### WRITTEN EXERCISE
Provide the records once more, identical to the original.

┌────────

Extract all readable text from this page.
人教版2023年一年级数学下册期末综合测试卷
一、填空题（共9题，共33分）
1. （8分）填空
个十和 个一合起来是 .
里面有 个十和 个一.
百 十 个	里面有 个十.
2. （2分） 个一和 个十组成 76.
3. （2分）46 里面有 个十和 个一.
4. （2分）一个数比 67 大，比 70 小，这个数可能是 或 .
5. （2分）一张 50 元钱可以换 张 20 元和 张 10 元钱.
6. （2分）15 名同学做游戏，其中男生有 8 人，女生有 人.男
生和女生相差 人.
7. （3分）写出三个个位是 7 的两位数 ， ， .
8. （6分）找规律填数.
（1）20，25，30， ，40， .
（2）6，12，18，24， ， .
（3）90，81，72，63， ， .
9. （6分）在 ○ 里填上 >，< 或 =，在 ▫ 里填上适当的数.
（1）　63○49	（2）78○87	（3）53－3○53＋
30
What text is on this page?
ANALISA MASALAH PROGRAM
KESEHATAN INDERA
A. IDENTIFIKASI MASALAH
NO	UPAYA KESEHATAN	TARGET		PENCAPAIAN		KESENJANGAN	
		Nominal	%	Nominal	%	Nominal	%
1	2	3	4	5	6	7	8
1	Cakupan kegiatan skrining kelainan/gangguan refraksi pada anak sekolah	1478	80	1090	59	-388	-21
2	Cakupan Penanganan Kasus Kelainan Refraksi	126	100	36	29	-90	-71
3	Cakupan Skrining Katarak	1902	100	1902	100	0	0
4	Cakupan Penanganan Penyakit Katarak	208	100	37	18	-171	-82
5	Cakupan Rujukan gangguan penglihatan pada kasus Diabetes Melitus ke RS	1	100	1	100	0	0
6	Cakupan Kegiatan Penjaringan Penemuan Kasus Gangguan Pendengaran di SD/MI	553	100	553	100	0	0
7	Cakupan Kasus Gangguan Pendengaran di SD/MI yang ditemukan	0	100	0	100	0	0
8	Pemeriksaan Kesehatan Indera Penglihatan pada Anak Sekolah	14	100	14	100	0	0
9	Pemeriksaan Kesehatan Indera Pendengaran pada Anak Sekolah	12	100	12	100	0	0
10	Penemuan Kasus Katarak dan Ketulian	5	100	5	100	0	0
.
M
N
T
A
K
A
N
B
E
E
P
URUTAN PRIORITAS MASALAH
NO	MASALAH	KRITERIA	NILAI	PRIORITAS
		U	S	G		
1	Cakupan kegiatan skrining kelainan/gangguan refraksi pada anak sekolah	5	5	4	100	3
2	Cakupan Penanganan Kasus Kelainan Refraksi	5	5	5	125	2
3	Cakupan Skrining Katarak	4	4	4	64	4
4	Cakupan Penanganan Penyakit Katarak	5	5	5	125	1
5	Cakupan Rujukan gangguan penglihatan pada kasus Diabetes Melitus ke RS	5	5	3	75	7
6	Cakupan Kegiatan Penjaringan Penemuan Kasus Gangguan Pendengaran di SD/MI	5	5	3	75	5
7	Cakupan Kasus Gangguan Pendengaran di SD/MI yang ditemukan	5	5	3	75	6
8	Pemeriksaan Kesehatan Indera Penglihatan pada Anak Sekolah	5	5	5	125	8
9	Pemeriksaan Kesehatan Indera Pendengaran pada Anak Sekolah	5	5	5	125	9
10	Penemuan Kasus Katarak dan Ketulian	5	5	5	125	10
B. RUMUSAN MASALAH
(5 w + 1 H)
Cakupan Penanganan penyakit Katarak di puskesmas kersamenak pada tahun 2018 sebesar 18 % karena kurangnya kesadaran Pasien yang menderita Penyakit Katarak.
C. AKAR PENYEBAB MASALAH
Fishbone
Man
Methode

└────────

### THE SOLUTION
Extract all readable text from this page.
人教版2023年一年级数学下册期末综合测试卷
一、填空题（共9题，共33分）
1. （8分）填空
个十和 个一合起来是 .
里面有 个十和 个一.
百 十 个	里面有 个十.
2. （2分） 个一和 个十组成 76.
3. （2分）46 里面有 个十和 个一.
4. （2分）一个数比 67 大，比 70 小，这个数可能是 或 .
5. （2分）一张 50 元钱可以换 张 20 元和 张 10 元钱.
6. （2分）15 名同学做游戏，其中男生有 8 人，女生有 人.男
生和女生相差 人.
7. （3分）写出三个个位是 7 的两位数 ， ， .
8. （6分）找规律填数.
（1）20，25，30， ，40， .
（2）6，12，18，24， ， .
（3）90，81，72，63， ， .
9. （6分）在 ○ 里填上 >，< 或 =，在 ▫ 里填上适当的数.
（1）　63○49	（2）78○87	（3）53－3○53＋
30
What text is on this page?
ANALISA MASALAH PROGRAM
KESEHATAN INDERA
A. IDENTIFIKASI MASALAH
NO	UPAYA KESEHATAN	TARGET		PENCAPAIAN		KESENJANGAN	
		Nominal	%	Nominal	%	Nominal	%
1	2	3	4	5	6	7	8
1	Cakupan kegiatan skrining kelainan/gangguan refraksi pada anak sekolah	1478	80	1090	59	-388	-21
2	Cakupan Penanganan Kasus Kelainan Refraksi	126	100	36	29	-90	-71
3	Cakupan Skrining Katarak	1902	100	1902	100	0	0
4	Cakupan Penanganan Penyakit Katarak	208	100	37	18	-171	-82
5	Cakupan Rujukan gangguan penglihatan pada kasus Diabetes Melitus ke RS	1	100	1	100	0	0
6	Cakupan Kegiatan Penjaringan Penemuan Kasus Gangguan Pendengaran di SD/MI	553	100	553	100	0	0
7	Cakupan Kasus Gangguan Pendengaran di SD/MI yang ditemukan	0	100	0	100	0	0
8	Pemeriksaan Kesehatan Indera Penglihatan pada Anak Sekolah	14	100	14	100	0	0
9	Pemeriksaan Kesehatan Indera Pendengaran pada Anak Sekolah	12	100	12	100	0	0
10	Penemuan Kasus Katarak dan Ketulian	5	100	5	100	0	0
.
M
N
T
A
K
A
N
B
E
E
P
URUTAN PRIORITAS MASALAH
NO	MASALAH	KRITERIA	NILAI	PRIORITAS
		U	S	G		
1	Cakupan kegiatan skrining kelainan/gangguan refraksi pada anak sekolah	5	5	4	100	3
2	Cakupan Penanganan Kasus Kelainan Refraksi	5	5	5	125	2
3	Cakupan Skrining Katarak	4	4	4	64	4
4	Cakupan Penanganan Penyakit Katarak	5	5	5	125	1
5	Cakupan Rujukan gangguan penglihatan pada kasus Diabetes Melitus ke RS	5	5	3	75	7
6	Cakupan Kegiatan Penjaringan Penemuan Kasus Gangguan Pendengaran di SD/MI	5	5	3	75	5
7	Cakupan Kasus Gangguan Pendengaran di SD/MI yang ditemukan	5	5	3	75	6
8	Pemeriksaan Kesehatan Indera Penglihatan pada Anak Sekolah	5	5	5	125	8
9	Pemeriksaan Kesehatan Indera Pendengaran pada Anak Sekolah	5	5	5	125	9
10	Penemuan Kasus Katarak dan Ketulian	5	5	5	125	10
B. RUMUSAN MASALAH
(5 w + 1 H)
Cakupan Penanganan penyakit Katarak di puskesmas kersamenak pada tahun 2018 sebesar 18 % karena kurangnya kesadaran Pasien yang menderita Penyakit Katarak.
C. AKAR PENYEBAB MASALAH
Fishbone
Man
Methode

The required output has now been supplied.